Exercise brief:
Only the number is needed: how many lines contain the word "TRIBUNAL"?

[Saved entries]

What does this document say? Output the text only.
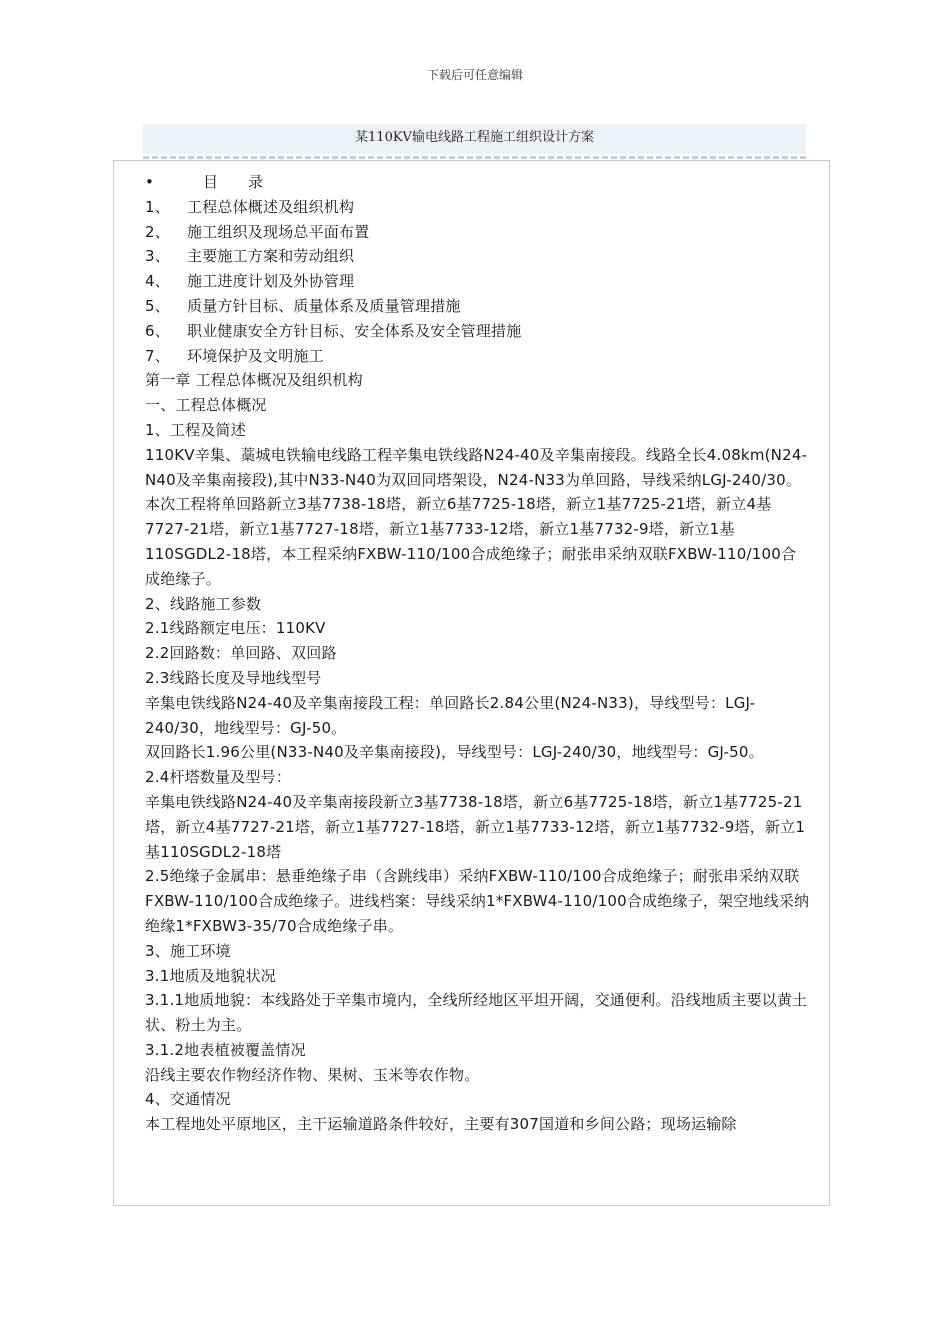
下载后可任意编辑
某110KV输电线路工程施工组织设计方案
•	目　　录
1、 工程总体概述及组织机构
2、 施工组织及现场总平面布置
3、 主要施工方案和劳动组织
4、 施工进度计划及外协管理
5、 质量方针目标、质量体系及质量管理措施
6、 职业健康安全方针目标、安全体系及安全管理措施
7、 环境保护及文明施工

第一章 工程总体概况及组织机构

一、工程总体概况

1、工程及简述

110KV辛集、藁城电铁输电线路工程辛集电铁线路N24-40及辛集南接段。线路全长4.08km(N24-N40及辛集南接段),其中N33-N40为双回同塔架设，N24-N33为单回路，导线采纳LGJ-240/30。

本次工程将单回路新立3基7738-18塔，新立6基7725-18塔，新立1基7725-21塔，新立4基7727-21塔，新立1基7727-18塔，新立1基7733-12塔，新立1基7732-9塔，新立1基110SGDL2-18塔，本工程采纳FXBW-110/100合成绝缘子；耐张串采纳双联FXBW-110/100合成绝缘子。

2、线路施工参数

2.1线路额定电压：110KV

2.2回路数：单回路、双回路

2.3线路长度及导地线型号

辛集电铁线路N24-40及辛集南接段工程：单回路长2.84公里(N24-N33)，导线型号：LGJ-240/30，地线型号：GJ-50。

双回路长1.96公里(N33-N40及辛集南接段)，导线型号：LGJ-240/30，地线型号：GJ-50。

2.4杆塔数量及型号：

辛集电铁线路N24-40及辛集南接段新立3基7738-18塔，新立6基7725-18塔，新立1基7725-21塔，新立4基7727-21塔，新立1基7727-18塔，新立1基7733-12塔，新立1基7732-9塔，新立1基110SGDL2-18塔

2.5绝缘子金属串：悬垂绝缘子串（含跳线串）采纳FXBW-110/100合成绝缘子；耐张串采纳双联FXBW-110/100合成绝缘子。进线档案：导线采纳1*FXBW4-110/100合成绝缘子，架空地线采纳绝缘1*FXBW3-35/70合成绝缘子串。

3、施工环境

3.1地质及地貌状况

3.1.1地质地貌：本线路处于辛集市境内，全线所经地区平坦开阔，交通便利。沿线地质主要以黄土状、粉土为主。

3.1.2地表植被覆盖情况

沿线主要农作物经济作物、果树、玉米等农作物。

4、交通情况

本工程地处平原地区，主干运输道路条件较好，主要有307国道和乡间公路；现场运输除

==

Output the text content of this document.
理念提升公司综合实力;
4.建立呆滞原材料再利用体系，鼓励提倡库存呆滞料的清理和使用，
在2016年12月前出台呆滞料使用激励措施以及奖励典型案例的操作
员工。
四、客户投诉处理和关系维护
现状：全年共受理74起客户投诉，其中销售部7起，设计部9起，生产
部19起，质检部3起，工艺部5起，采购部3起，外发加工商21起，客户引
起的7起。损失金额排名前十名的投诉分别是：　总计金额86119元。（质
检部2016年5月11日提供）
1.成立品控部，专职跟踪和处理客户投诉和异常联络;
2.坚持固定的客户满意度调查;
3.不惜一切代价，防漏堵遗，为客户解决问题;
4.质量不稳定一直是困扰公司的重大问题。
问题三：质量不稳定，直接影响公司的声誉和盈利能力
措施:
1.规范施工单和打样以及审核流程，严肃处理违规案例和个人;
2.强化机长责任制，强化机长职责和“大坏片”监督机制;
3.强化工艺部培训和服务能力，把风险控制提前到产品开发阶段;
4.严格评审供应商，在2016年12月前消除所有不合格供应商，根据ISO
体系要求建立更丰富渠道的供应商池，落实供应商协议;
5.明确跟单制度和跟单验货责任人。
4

...

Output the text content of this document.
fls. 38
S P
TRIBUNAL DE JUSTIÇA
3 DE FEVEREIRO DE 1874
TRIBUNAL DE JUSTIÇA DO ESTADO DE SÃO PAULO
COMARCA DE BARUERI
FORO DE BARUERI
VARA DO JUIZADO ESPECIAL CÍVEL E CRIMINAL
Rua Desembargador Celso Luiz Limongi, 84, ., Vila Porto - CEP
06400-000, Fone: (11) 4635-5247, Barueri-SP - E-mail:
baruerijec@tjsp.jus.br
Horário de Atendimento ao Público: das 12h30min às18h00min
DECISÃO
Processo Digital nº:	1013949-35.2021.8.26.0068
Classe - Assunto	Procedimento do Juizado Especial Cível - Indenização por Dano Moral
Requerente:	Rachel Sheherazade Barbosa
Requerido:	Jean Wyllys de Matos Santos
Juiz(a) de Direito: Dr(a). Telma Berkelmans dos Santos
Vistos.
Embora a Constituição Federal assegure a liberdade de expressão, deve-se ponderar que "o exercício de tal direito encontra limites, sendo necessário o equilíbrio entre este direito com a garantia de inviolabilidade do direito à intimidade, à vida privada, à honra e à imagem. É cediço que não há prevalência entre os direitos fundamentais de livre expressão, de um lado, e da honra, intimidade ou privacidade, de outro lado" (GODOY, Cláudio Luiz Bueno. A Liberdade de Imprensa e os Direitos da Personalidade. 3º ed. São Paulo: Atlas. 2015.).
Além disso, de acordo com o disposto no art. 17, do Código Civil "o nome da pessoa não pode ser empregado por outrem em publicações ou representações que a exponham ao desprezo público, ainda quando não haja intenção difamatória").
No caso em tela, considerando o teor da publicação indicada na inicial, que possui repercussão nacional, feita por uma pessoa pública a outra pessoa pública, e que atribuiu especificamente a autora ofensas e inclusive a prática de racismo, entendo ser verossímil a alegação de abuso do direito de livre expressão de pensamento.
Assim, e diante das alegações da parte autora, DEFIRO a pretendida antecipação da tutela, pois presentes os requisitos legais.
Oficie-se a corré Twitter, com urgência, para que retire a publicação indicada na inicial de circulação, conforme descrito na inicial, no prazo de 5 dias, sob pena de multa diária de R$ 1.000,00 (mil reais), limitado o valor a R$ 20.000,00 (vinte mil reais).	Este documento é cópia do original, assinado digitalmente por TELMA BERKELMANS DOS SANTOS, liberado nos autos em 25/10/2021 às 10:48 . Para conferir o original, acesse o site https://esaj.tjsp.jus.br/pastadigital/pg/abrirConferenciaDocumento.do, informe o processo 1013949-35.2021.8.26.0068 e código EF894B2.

Final result:
2